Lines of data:
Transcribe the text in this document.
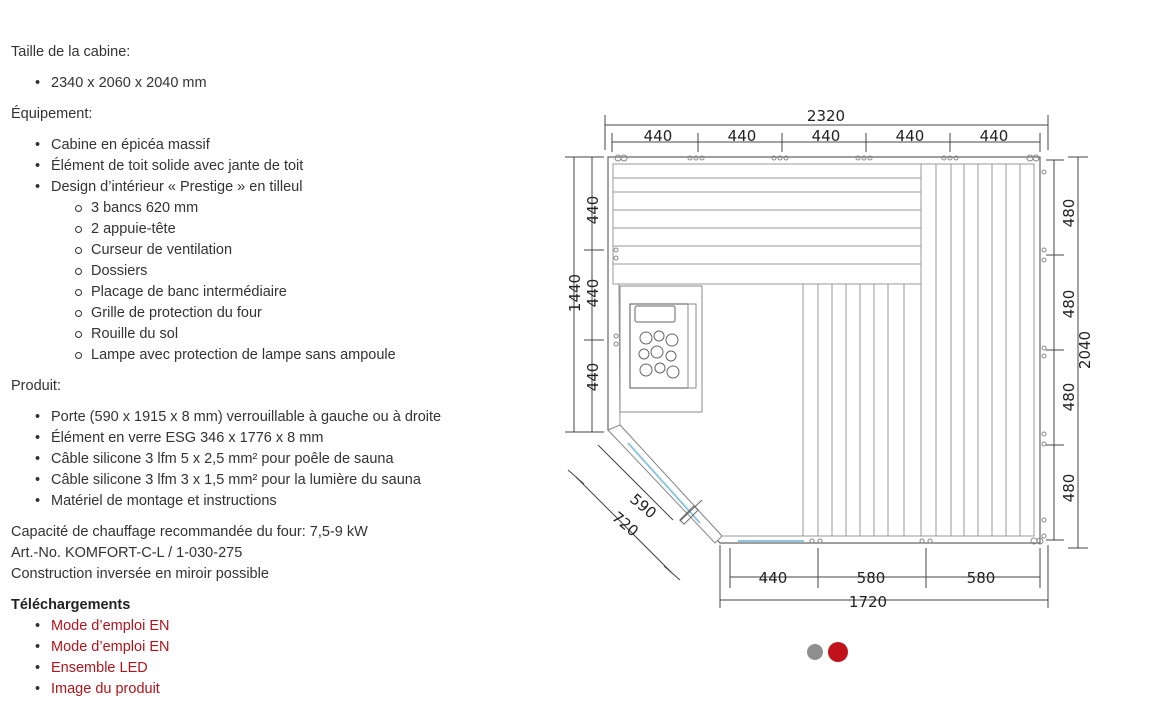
Taille de la cabine:

• 2340 x 2060 x 2040 mm

Équipement:

• Cabine en épicéa massif
• Élément de toit solide avec jante de toit
• Design d’intérieur « Prestige » en tilleul
3 bancs 620 mm
2 appuie-tête
Curseur de ventilation
Dossiers
Placage de banc intermédiaire
Grille de protection du four
Rouille du sol
Lampe avec protection de lampe sans ampoule

Produit:

• Porte (590 x 1915 x 8 mm) verrouillable à gauche ou à droite
• Élément en verre ESG 346 x 1776 x 8 mm
• Câble silicone 3 lfm 5 x 2,5 mm² pour poêle de sauna
• Câble silicone 3 lfm 3 x 1,5 mm² pour la lumière du sauna
• Matériel de montage et instructions

Capacité de chauffage recommandée du four: 7,5-9 kW

Art.-No. KOMFORT-C-L / 1-030-275

Construction inversée en miroir possible

Téléchargements

• Mode d’emploi EN
• Mode d’emploi EN
• Ensemble LED
• Image du produit
2320
440	440	440	440	440
1440
440
440
440
480
480
480
480
2040
440	580	580
1720
590
720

▶ Exercise objective
Exclude the images and reproduce the remaining data exactly.

▶ Solution to this problem
Transcribe the text in this document.
Taille de la cabine:

• 2340 x 2060 x 2040 mm

Équipement:

• Cabine en épicéa massif
• Élément de toit solide avec jante de toit
• Design d’intérieur « Prestige » en tilleul
3 bancs 620 mm
2 appuie-tête
Curseur de ventilation
Dossiers
Placage de banc intermédiaire
Grille de protection du four
Rouille du sol
Lampe avec protection de lampe sans ampoule

Produit:

• Porte (590 x 1915 x 8 mm) verrouillable à gauche ou à droite
• Élément en verre ESG 346 x 1776 x 8 mm
• Câble silicone 3 lfm 5 x 2,5 mm² pour poêle de sauna
• Câble silicone 3 lfm 3 x 1,5 mm² pour la lumière du sauna
• Matériel de montage et instructions

Capacité de chauffage recommandée du four: 7,5-9 kW

Art.-No. KOMFORT-C-L / 1-030-275

Construction inversée en miroir possible

Téléchargements

• Mode d’emploi EN
• Mode d’emploi EN
• Ensemble LED
• Image du produit
2320
440	440	440	440	440
1440
440
440
440
480
480
480
480
2040
440	580	580
1720
590
720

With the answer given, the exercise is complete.